From the listing below, extract every line in which the word "TETRANDRIA" appears.

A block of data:
** Start **

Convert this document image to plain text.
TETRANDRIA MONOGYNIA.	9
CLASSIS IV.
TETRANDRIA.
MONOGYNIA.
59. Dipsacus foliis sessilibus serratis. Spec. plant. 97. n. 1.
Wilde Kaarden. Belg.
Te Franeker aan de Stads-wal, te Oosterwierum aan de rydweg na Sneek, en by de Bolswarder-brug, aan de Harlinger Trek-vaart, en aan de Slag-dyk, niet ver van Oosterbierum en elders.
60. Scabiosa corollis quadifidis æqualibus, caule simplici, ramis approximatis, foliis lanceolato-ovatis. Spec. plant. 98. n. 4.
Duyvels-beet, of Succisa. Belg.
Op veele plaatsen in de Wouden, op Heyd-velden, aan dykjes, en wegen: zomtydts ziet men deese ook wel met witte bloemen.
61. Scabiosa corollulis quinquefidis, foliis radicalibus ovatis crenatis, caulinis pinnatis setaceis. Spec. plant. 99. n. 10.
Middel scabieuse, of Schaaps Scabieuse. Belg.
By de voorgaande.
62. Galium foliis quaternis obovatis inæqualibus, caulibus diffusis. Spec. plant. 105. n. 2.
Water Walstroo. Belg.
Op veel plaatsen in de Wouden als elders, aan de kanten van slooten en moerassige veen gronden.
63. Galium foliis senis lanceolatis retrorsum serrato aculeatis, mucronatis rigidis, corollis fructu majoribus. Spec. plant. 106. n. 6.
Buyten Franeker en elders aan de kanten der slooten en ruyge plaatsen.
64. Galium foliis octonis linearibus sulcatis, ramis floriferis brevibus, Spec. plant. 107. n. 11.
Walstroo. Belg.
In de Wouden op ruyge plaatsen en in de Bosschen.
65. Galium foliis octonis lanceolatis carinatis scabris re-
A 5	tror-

** End **

### Result of the exercise
TETRANDRIA MONOGYNIA.	9
TETRANDRIA.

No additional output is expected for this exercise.